» Problem requirements
Return all lines from the listing below in which the string "votar" occurs.

══ Information supplied

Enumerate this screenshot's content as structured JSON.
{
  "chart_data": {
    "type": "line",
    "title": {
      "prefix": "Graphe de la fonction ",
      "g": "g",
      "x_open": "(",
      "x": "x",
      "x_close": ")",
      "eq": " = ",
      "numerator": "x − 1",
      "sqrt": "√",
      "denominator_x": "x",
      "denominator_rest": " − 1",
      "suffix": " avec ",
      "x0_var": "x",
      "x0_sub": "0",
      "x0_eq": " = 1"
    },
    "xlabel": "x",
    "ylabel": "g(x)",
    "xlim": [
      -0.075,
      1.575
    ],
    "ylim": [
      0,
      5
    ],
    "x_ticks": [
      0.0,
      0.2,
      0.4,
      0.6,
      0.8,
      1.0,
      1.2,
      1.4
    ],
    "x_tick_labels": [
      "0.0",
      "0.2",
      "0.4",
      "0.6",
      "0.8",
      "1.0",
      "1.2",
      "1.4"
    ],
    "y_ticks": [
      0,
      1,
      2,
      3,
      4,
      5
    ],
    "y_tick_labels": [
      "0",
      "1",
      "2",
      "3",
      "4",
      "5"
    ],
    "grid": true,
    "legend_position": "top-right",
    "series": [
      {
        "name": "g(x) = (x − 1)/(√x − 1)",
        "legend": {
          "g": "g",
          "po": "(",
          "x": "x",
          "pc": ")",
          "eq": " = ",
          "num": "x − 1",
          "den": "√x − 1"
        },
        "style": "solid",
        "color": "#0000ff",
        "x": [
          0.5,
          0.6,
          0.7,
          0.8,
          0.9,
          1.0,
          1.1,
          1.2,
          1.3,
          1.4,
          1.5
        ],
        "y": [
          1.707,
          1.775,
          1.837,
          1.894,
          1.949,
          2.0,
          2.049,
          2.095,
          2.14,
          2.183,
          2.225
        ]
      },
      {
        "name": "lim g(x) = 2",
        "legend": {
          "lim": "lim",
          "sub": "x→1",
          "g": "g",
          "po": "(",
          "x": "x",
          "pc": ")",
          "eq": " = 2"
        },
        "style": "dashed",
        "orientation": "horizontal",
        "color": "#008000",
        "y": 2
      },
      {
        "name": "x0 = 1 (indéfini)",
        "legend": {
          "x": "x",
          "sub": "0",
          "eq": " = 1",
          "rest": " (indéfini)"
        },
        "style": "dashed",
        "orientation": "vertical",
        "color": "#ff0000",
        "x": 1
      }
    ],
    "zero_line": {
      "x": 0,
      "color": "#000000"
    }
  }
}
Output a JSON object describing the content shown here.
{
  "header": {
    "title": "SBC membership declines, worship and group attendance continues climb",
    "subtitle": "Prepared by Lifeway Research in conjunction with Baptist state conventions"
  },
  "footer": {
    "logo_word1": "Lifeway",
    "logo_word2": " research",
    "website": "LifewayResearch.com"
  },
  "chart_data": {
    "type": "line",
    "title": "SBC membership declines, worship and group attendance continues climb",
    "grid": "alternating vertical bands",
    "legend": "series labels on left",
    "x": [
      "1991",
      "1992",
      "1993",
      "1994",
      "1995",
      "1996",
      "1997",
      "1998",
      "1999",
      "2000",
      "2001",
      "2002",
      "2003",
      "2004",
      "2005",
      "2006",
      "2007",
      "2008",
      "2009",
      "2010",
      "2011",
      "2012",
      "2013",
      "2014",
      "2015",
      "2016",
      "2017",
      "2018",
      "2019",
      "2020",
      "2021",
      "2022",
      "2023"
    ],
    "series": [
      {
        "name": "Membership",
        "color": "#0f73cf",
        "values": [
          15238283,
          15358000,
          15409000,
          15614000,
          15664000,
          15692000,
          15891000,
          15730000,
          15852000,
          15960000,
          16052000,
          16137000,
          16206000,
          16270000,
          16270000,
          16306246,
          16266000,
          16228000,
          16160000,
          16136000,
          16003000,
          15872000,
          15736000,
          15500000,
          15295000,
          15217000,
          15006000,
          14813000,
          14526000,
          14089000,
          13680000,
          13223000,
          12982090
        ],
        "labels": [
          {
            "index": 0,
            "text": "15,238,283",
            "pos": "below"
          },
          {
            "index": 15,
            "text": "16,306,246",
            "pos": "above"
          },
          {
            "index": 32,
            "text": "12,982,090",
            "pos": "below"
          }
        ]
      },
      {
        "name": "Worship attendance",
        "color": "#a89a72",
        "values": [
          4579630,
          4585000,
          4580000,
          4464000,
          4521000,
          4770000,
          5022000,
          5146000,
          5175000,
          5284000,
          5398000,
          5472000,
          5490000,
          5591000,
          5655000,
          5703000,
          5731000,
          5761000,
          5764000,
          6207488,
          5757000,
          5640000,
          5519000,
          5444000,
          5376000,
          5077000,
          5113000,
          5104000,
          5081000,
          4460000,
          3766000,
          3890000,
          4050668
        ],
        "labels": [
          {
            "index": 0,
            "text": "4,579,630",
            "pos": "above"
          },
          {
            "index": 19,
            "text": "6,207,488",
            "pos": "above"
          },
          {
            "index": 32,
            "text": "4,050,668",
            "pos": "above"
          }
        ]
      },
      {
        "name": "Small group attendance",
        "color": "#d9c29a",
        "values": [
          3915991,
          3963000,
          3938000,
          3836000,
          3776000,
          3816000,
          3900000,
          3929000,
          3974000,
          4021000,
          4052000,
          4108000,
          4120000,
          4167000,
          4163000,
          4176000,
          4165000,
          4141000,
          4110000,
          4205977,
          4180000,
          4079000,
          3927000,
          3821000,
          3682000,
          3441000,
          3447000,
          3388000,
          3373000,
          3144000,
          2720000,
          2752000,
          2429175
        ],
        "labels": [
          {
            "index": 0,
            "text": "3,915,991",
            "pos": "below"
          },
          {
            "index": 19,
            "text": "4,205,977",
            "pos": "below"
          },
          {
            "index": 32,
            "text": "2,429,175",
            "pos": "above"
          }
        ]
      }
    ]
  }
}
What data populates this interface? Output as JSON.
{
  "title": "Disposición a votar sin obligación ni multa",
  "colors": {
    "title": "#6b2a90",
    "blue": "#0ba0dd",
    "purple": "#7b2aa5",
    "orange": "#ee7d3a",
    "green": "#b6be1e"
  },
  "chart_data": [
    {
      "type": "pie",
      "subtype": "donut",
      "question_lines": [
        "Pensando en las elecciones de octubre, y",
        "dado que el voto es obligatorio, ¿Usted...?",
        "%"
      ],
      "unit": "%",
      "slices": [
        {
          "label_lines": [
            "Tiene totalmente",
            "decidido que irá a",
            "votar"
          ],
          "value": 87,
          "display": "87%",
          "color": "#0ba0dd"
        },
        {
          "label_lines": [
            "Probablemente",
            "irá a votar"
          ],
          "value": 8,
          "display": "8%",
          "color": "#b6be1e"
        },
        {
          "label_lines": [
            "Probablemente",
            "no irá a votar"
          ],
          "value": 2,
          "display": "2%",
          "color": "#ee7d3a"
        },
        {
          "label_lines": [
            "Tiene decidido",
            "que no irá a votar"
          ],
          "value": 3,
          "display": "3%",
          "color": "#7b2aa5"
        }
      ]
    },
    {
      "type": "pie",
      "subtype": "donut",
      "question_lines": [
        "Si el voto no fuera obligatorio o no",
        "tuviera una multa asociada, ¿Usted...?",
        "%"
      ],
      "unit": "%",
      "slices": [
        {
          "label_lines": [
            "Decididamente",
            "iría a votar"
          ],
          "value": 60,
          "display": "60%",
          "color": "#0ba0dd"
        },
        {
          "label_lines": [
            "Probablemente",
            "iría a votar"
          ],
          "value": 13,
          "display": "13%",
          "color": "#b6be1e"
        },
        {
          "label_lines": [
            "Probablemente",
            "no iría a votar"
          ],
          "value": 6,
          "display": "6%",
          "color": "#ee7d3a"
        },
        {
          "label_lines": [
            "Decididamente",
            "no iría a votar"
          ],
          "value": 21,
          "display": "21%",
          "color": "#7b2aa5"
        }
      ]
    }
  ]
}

════

» Solution to this task
  "title": "Disposición a votar sin obligación ni multa",
            "votar"
            "irá a votar"
            "no irá a votar"
            "que no irá a votar"
            "iría a votar"
            "iría a votar"
            "no iría a votar"
            "no iría a votar"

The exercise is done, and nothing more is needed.